# Start of Data excerpts

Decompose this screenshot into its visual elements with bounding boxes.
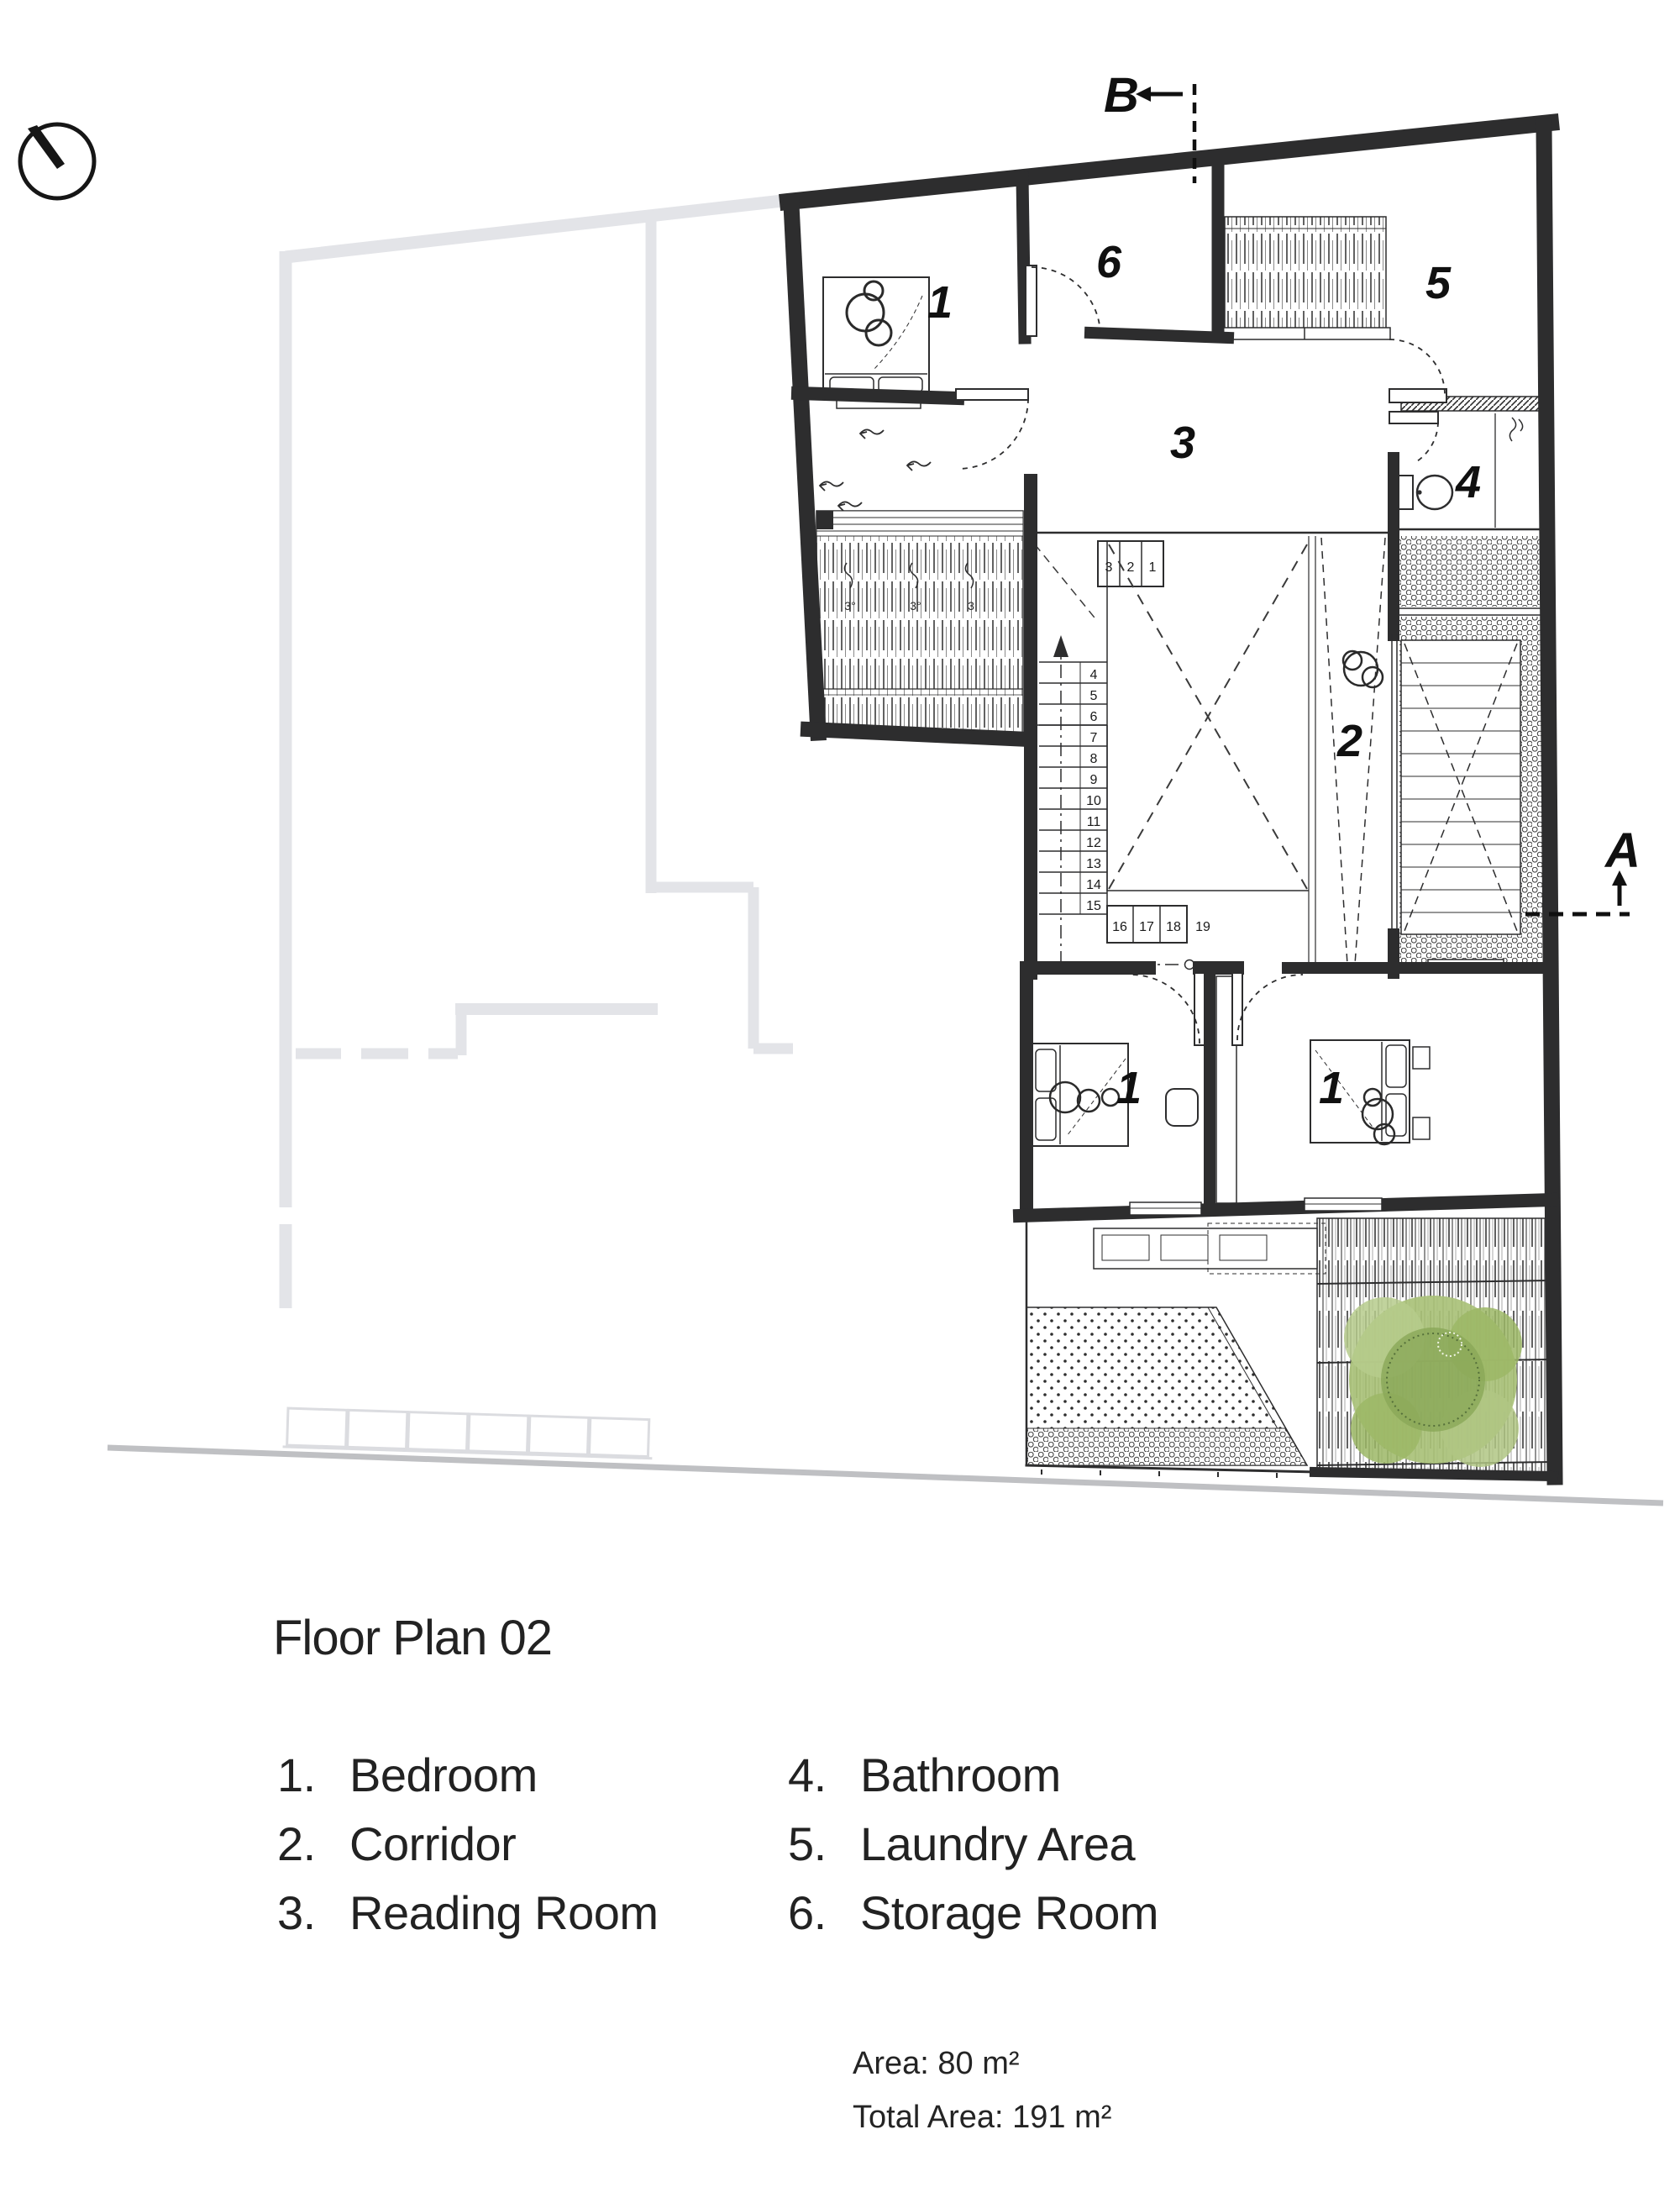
legend-item-bathroom: 4. Bathroom [788, 1748, 1158, 1817]
svg-text:11: 11 [1087, 815, 1101, 829]
svg-text:9: 9 [1090, 773, 1098, 787]
total-area-line: Total Area: 191 m² [853, 2090, 1111, 2144]
svg-text:8: 8 [1090, 752, 1098, 766]
area-summary: Area: 80 m² Total Area: 191 m² [853, 2037, 1111, 2144]
legend-item-bedroom: 1. Bedroom [277, 1748, 659, 1817]
louver-mark: 3° [910, 599, 921, 613]
area-line: Area: 80 m² [853, 2037, 1111, 2090]
svg-text:A: A [1604, 823, 1641, 878]
svg-text:5: 5 [1090, 689, 1098, 703]
person-top-view-icon [1343, 651, 1383, 687]
svg-text:18: 18 [1166, 920, 1181, 934]
floor-plan-sheet: 3° 3° 3 [0, 0, 1680, 2203]
legend-item-reading-room: 3. Reading Room [277, 1885, 659, 1954]
room-label-storage: 6 [1096, 237, 1122, 287]
room-label-laundry: 5 [1425, 258, 1452, 308]
svg-text:10: 10 [1086, 794, 1101, 808]
void-cross [1035, 544, 1307, 889]
legend-column-left: 1. Bedroom 2. Corridor 3. Reading Room [277, 1748, 659, 1954]
room-label-bedroom-right: 1 [1319, 1063, 1344, 1113]
legend-label: Bathroom [860, 1748, 1061, 1802]
legend-label: Storage Room [860, 1885, 1158, 1940]
legend-number: 4. [788, 1748, 860, 1802]
north-indicator-icon [20, 124, 94, 198]
room-label-bedroom-left: 1 [1116, 1063, 1142, 1113]
room-label-bedroom-top: 1 [927, 277, 953, 328]
svg-text:19: 19 [1195, 920, 1210, 934]
legend-item-storage-room: 6. Storage Room [788, 1885, 1158, 1954]
svg-text:12: 12 [1086, 836, 1101, 850]
balcony-counter [1094, 1223, 1326, 1274]
legend-number: 6. [788, 1885, 860, 1940]
legend-number: 5. [788, 1817, 860, 1871]
legend-item-corridor: 2. Corridor [277, 1817, 659, 1885]
svg-text:7: 7 [1090, 731, 1098, 745]
louver-screen-room: 3° 3° 3 [816, 511, 1023, 736]
legend-number: 2. [277, 1817, 349, 1871]
legend-label: Bedroom [349, 1748, 538, 1802]
svg-text:B: B [1104, 68, 1139, 123]
room-label-bathroom: 4 [1455, 457, 1481, 507]
svg-text:13: 13 [1086, 857, 1101, 871]
legend-number: 3. [277, 1885, 349, 1940]
svg-text:1: 1 [1149, 560, 1157, 575]
room-label-corridor: 2 [1336, 716, 1362, 766]
reading-nook [1399, 536, 1542, 971]
legend-label: Corridor [349, 1817, 516, 1871]
room-label-reading: 3 [1170, 418, 1195, 468]
page-title: Floor Plan 02 [273, 1610, 552, 1666]
ghost-planter-row [283, 1408, 654, 1459]
legend-label: Reading Room [349, 1885, 659, 1940]
svg-text:14: 14 [1086, 878, 1101, 892]
tree-icon [1344, 1296, 1522, 1467]
louver-mark: 3° [844, 599, 855, 613]
laundry-drying-rack [1222, 217, 1390, 339]
legend-column-right: 4. Bathroom 5. Laundry Area 6. Storage R… [788, 1748, 1158, 1954]
staircase [1033, 541, 1309, 970]
svg-text:16: 16 [1112, 920, 1127, 934]
legend-label: Laundry Area [860, 1817, 1135, 1871]
svg-text:4: 4 [1090, 668, 1098, 682]
legend-item-laundry-area: 5. Laundry Area [788, 1817, 1158, 1885]
toilet-icon [1398, 476, 1452, 509]
legend-number: 1. [277, 1748, 349, 1802]
svg-text:3: 3 [1105, 560, 1113, 575]
desk-chair [1166, 1089, 1198, 1126]
ghost-lower-floor-outline [286, 200, 793, 1308]
stair-up-arrow-icon [1053, 635, 1068, 657]
svg-text:17: 17 [1139, 920, 1154, 934]
louver-mark: 3 [968, 599, 974, 613]
stair-numbers: 3 2 1 4 5 6 7 8 9 10 11 12 13 14 15 16 1… [1086, 560, 1210, 934]
shower-icon [1509, 418, 1522, 441]
svg-text:15: 15 [1086, 899, 1101, 913]
plant-squiggle-icons [820, 429, 931, 511]
svg-text:2: 2 [1127, 560, 1135, 575]
svg-text:6: 6 [1090, 710, 1098, 724]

# End of Data excerpts

Task to carry out |
Reproduce the lines starting at the line that contains "legend-item-bathroom: 4. Bathroom" and ending at the line that contains "legend-number: 4. [788, 1748, 860, 1802]", both included.

Result of the task |
legend-item-bathroom: 4. Bathroom [788, 1748, 1158, 1817]
svg-text:11: 11 [1087, 815, 1101, 829]
svg-text:9: 9 [1090, 773, 1098, 787]
total-area-line: Total Area: 191 m² [853, 2090, 1111, 2144]
svg-text:8: 8 [1090, 752, 1098, 766]
area-summary: Area: 80 m² Total Area: 191 m² [853, 2037, 1111, 2144]
legend-item-bedroom: 1. Bedroom [277, 1748, 659, 1817]
louver-mark: 3° [910, 599, 921, 613]
area-line: Area: 80 m² [853, 2037, 1111, 2090]
svg-text:A: A [1604, 823, 1641, 878]
svg-text:5: 5 [1090, 689, 1098, 703]
person-top-view-icon [1343, 651, 1383, 687]
svg-text:18: 18 [1166, 920, 1181, 934]
floor-plan-sheet: 3° 3° 3 [0, 0, 1680, 2203]
legend-item-reading-room: 3. Reading Room [277, 1885, 659, 1954]
room-label-storage: 6 [1096, 237, 1122, 287]
room-label-laundry: 5 [1425, 258, 1452, 308]
svg-text:10: 10 [1086, 794, 1101, 808]
void-cross [1035, 544, 1307, 889]
legend-column-left: 1. Bedroom 2. Corridor 3. Reading Room [277, 1748, 659, 1954]
room-label-bedroom-right: 1 [1319, 1063, 1344, 1113]
legend-label: Bathroom [860, 1748, 1061, 1802]
legend-label: Storage Room [860, 1885, 1158, 1940]
legend-number: 4. [788, 1748, 860, 1802]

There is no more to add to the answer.